> **PROBLEM DETAILS**
Exclude the pictures and return every line exactly as written.

[Dataset records]
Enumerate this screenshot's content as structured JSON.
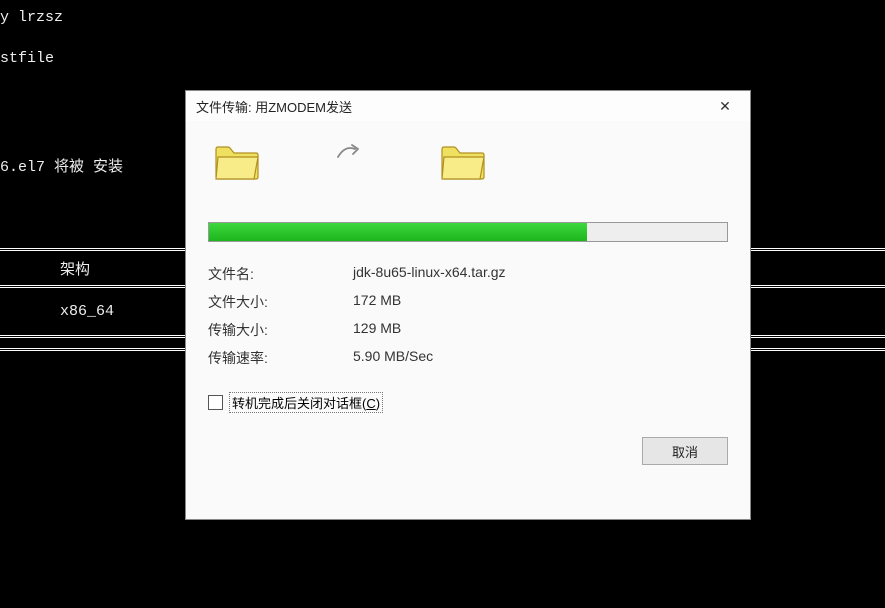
{
  "terminal": {
    "line1": "y lrzsz",
    "line2": "stfile",
    "line3": "6.el7 将被 安装",
    "table_header": "架构",
    "table_value": "x86_64"
  },
  "dialog": {
    "title": "文件传输: 用ZMODEM发送",
    "close": "✕",
    "progress_percent": 73,
    "info": {
      "filename_label": "文件名:",
      "filename_value": "jdk-8u65-linux-x64.tar.gz",
      "filesize_label": "文件大小:",
      "filesize_value": "172 MB",
      "transfersize_label": "传输大小:",
      "transfersize_value": "129 MB",
      "speed_label": "传输速率:",
      "speed_value": "5.90 MB/Sec"
    },
    "checkbox_label_prefix": "转机完成后关闭对话框(",
    "checkbox_accel": "C",
    "checkbox_label_suffix": ")",
    "cancel_button": "取消"
  }
}
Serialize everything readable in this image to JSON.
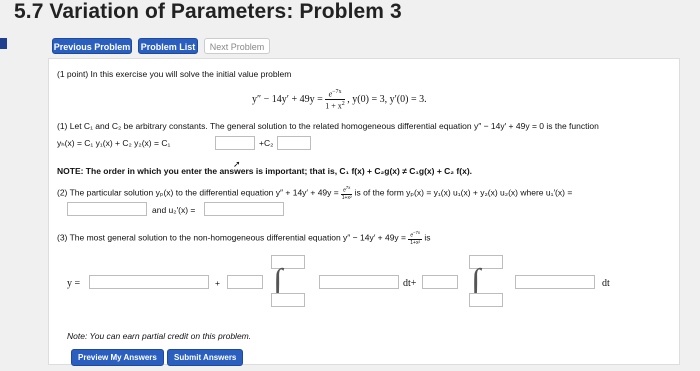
{
  "page": {
    "title": "5.7 Variation of Parameters: Problem 3"
  },
  "nav": {
    "previous": "Previous Problem",
    "list": "Problem List",
    "next": "Next Problem"
  },
  "intro": "(1 point) In this exercise you will solve the initial value problem",
  "ivp": {
    "lhs": "y″ − 14y′ + 49y =",
    "num": "e",
    "num_exp": "−7x",
    "den": "1 + x",
    "den_exp": "2",
    "ics": ",  y(0) = 3,  y′(0) = 3."
  },
  "part1": {
    "line1": "(1) Let C₁ and C₂ be arbitrary constants. The general solution to the related homogeneous differential equation y″ − 14y′ + 49y = 0 is the function",
    "line2_prefix": "yₕ(x) = C₁ y₁(x) + C₂ y₂(x) = C₁",
    "plus_c2": "+C₂"
  },
  "note_order": "NOTE: The order in which you enter the answers is important; that is, C₁ f(x) + C₂g(x) ≠ C₁g(x) + C₂ f(x).",
  "part2": {
    "line1_a": "(2) The particular solution yₚ(x) to the differential equation y″ + 14y′ + 49y =",
    "frac_num": "e",
    "frac_num_exp": "7x",
    "frac_den": "1+x²",
    "line1_b": "is of the form yₚ(x) = y₁(x) u₁(x) + y₂(x) u₂(x) where u₁′(x) =",
    "and_u2": "and u₂′(x) ="
  },
  "part3": {
    "line1": "(3) The most general solution to the non-homogeneous differential equation y″ − 14y′ + 49y =",
    "frac_num": "e",
    "frac_num_exp": "−7x",
    "frac_den": "1+x²",
    "is": "is",
    "y_eq": "y =",
    "plus": "+",
    "dt_plus": "dt+",
    "dt": "dt"
  },
  "note_credit": "Note: You can earn partial credit on this problem.",
  "buttons": {
    "preview": "Preview My Answers",
    "submit": "Submit Answers"
  }
}
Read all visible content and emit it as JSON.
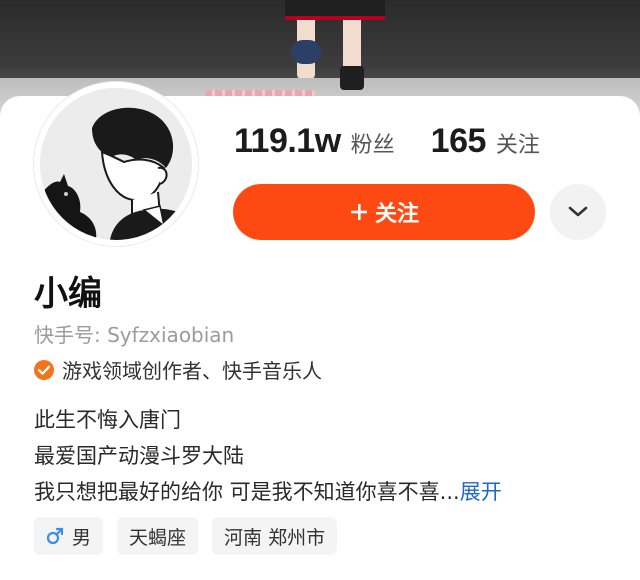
{
  "profile": {
    "followers_count": "119.1w",
    "followers_label": "粉丝",
    "following_count": "165",
    "following_label": "关注",
    "follow_button_label": "关注",
    "name": "小编",
    "kuaishou_id": "快手号: Syfzxiaobian",
    "verification": "游戏领域创作者、快手音乐人",
    "bio_lines": [
      "此生不悔入唐门",
      "最爱国产动漫斗罗大陆",
      "我只想把最好的给你 可是我不知道你喜不喜..."
    ],
    "bio_expand": "展开",
    "tags": {
      "gender": "男",
      "zodiac": "天蝎座",
      "location": "河南 郑州市"
    }
  },
  "colors": {
    "accent": "#fe4a12",
    "verify_badge": "#f4731f",
    "link": "#1f67c8",
    "male_icon": "#3a8ee6"
  },
  "icons": {
    "follow": "plus-icon",
    "more": "chevron-down-icon",
    "verify": "verified-badge-icon",
    "gender": "male-icon"
  }
}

> **RESPONSE FOR THIS EXERCISE**
Enumerate this screenshot's content as structured JSON.
{
  "terminal": {
    "line1": "y lrzsz",
    "line2": "stfile",
    "line3": "6.el7 将被 安装",
    "table_header": "架构",
    "table_value": "x86_64"
  },
  "dialog": {
    "title": "文件传输: 用ZMODEM发送",
    "close": "✕",
    "progress_percent": 73,
    "info": {
      "filename_label": "文件名:",
      "filename_value": "jdk-8u65-linux-x64.tar.gz",
      "filesize_label": "文件大小:",
      "filesize_value": "172 MB",
      "transfersize_label": "传输大小:",
      "transfersize_value": "129 MB",
      "speed_label": "传输速率:",
      "speed_value": "5.90 MB/Sec"
    },
    "checkbox_label_prefix": "转机完成后关闭对话框(",
    "checkbox_accel": "C",
    "checkbox_label_suffix": ")",
    "cancel_button": "取消"
  }
}
Serialize everything readable in this image to JSON.
{
  "page": {
    "title": "5.7 Variation of Parameters: Problem 3"
  },
  "nav": {
    "previous": "Previous Problem",
    "list": "Problem List",
    "next": "Next Problem"
  },
  "intro": "(1 point) In this exercise you will solve the initial value problem",
  "ivp": {
    "lhs": "y″ − 14y′ + 49y =",
    "num": "e",
    "num_exp": "−7x",
    "den": "1 + x",
    "den_exp": "2",
    "ics": ",  y(0) = 3,  y′(0) = 3."
  },
  "part1": {
    "line1": "(1) Let C₁ and C₂ be arbitrary constants. The general solution to the related homogeneous differential equation y″ − 14y′ + 49y = 0 is the function",
    "line2_prefix": "yₕ(x) = C₁ y₁(x) + C₂ y₂(x) = C₁",
    "plus_c2": "+C₂"
  },
  "note_order": "NOTE: The order in which you enter the answers is important; that is, C₁ f(x) + C₂g(x) ≠ C₁g(x) + C₂ f(x).",
  "part2": {
    "line1_a": "(2) The particular solution yₚ(x) to the differential equation y″ + 14y′ + 49y =",
    "frac_num": "e",
    "frac_num_exp": "7x",
    "frac_den": "1+x²",
    "line1_b": "is of the form yₚ(x) = y₁(x) u₁(x) + y₂(x) u₂(x) where u₁′(x) =",
    "and_u2": "and u₂′(x) ="
  },
  "part3": {
    "line1": "(3) The most general solution to the non-homogeneous differential equation y″ − 14y′ + 49y =",
    "frac_num": "e",
    "frac_num_exp": "−7x",
    "frac_den": "1+x²",
    "is": "is",
    "y_eq": "y =",
    "plus": "+",
    "dt_plus": "dt+",
    "dt": "dt"
  },
  "note_credit": "Note: You can earn partial credit on this problem.",
  "buttons": {
    "preview": "Preview My Answers",
    "submit": "Submit Answers"
  }
}
Read all visible content and emit it as JSON.
{
  "profile": {
    "followers_count": "119.1w",
    "followers_label": "粉丝",
    "following_count": "165",
    "following_label": "关注",
    "follow_button_label": "关注",
    "name": "小编",
    "kuaishou_id": "快手号: Syfzxiaobian",
    "verification": "游戏领域创作者、快手音乐人",
    "bio_lines": [
      "此生不悔入唐门",
      "最爱国产动漫斗罗大陆",
      "我只想把最好的给你 可是我不知道你喜不喜..."
    ],
    "bio_expand": "展开",
    "tags": {
      "gender": "男",
      "zodiac": "天蝎座",
      "location": "河南 郑州市"
    }
  },
  "colors": {
    "accent": "#fe4a12",
    "verify_badge": "#f4731f",
    "link": "#1f67c8",
    "male_icon": "#3a8ee6"
  },
  "icons": {
    "follow": "plus-icon",
    "more": "chevron-down-icon",
    "verify": "verified-badge-icon",
    "gender": "male-icon"
  }
}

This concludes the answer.